(Stored entries)
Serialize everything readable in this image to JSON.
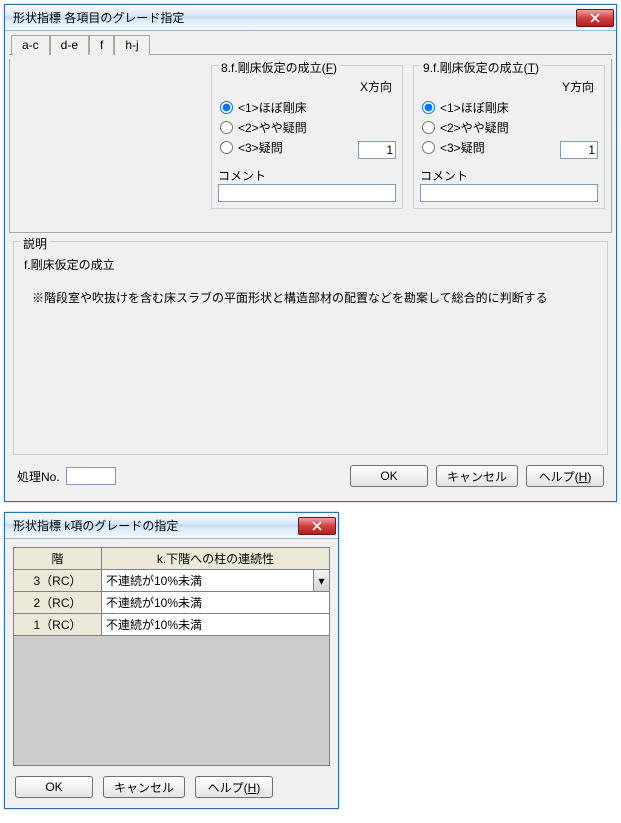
{
  "dialog1": {
    "title": "形状指標 各項目のグレード指定",
    "tabs": [
      "a-c",
      "d-e",
      "f",
      "h-j"
    ],
    "active_tab": 2,
    "group8": {
      "legend_a": "8.f.剛床仮定の成立(",
      "legend_u": "F",
      "legend_b": ")",
      "dir": "X方向",
      "radios": [
        "<1>ほぼ剛床",
        "<2>やや疑問",
        "<3>疑問"
      ],
      "selected": 0,
      "value": "1",
      "comment_label": "コメント",
      "comment_value": ""
    },
    "group9": {
      "legend_a": "9.f.剛床仮定の成立(",
      "legend_u": "T",
      "legend_b": ")",
      "dir": "Y方向",
      "radios": [
        "<1>ほぼ剛床",
        "<2>やや疑問",
        "<3>疑問"
      ],
      "selected": 0,
      "value": "1",
      "comment_label": "コメント",
      "comment_value": ""
    },
    "desc": {
      "legend": "説明",
      "title": "f.剛床仮定の成立",
      "body": "※階段室や吹抜けを含む床スラブの平面形状と構造部材の配置などを勘案して総合的に判断する"
    },
    "proc_label": "処理No.",
    "proc_value": "",
    "buttons": {
      "ok": "OK",
      "cancel": "キャンセル",
      "help_a": "ヘルプ(",
      "help_u": "H",
      "help_b": ")"
    }
  },
  "dialog2": {
    "title": "形状指標 k項のグレードの指定",
    "col1": "階",
    "col2": "k.下階への柱の連続性",
    "rows": [
      {
        "label": "3（RC）",
        "value": "不連続が10%未満",
        "dropdown": true
      },
      {
        "label": "2（RC）",
        "value": "不連続が10%未満",
        "dropdown": false
      },
      {
        "label": "1（RC）",
        "value": "不連続が10%未満",
        "dropdown": false
      }
    ],
    "buttons": {
      "ok": "OK",
      "cancel": "キャンセル",
      "help_a": "ヘルプ(",
      "help_u": "H",
      "help_b": ")"
    }
  }
}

= TASK =
With the pictures omitted, reproduce the records in full and exactly.

= REPLY =
Serialize everything readable in this image to JSON.
{
  "dialog1": {
    "title": "形状指標 各項目のグレード指定",
    "tabs": [
      "a-c",
      "d-e",
      "f",
      "h-j"
    ],
    "active_tab": 2,
    "group8": {
      "legend_a": "8.f.剛床仮定の成立(",
      "legend_u": "F",
      "legend_b": ")",
      "dir": "X方向",
      "radios": [
        "<1>ほぼ剛床",
        "<2>やや疑問",
        "<3>疑問"
      ],
      "selected": 0,
      "value": "1",
      "comment_label": "コメント",
      "comment_value": ""
    },
    "group9": {
      "legend_a": "9.f.剛床仮定の成立(",
      "legend_u": "T",
      "legend_b": ")",
      "dir": "Y方向",
      "radios": [
        "<1>ほぼ剛床",
        "<2>やや疑問",
        "<3>疑問"
      ],
      "selected": 0,
      "value": "1",
      "comment_label": "コメント",
      "comment_value": ""
    },
    "desc": {
      "legend": "説明",
      "title": "f.剛床仮定の成立",
      "body": "※階段室や吹抜けを含む床スラブの平面形状と構造部材の配置などを勘案して総合的に判断する"
    },
    "proc_label": "処理No.",
    "proc_value": "",
    "buttons": {
      "ok": "OK",
      "cancel": "キャンセル",
      "help_a": "ヘルプ(",
      "help_u": "H",
      "help_b": ")"
    }
  },
  "dialog2": {
    "title": "形状指標 k項のグレードの指定",
    "col1": "階",
    "col2": "k.下階への柱の連続性",
    "rows": [
      {
        "label": "3（RC）",
        "value": "不連続が10%未満",
        "dropdown": true
      },
      {
        "label": "2（RC）",
        "value": "不連続が10%未満",
        "dropdown": false
      },
      {
        "label": "1（RC）",
        "value": "不連続が10%未満",
        "dropdown": false
      }
    ],
    "buttons": {
      "ok": "OK",
      "cancel": "キャンセル",
      "help_a": "ヘルプ(",
      "help_u": "H",
      "help_b": ")"
    }
  }
}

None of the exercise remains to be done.